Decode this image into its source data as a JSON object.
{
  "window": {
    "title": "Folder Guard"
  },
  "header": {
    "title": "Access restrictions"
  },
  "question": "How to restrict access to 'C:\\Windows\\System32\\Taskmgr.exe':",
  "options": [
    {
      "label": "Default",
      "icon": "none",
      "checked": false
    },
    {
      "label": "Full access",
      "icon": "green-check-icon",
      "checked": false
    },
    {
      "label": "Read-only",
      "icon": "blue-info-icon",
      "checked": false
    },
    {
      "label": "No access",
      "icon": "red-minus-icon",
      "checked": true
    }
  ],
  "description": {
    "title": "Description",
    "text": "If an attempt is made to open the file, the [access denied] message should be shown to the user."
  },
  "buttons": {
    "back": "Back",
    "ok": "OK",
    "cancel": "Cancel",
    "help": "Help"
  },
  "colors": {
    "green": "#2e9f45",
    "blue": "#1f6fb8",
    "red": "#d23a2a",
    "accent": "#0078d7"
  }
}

Given request — Each line in the listing above that contains "title" should be copied.

Result of the exercise —
    "title": "Folder Guard"
    "title": "Access restrictions"
    "title": "Description",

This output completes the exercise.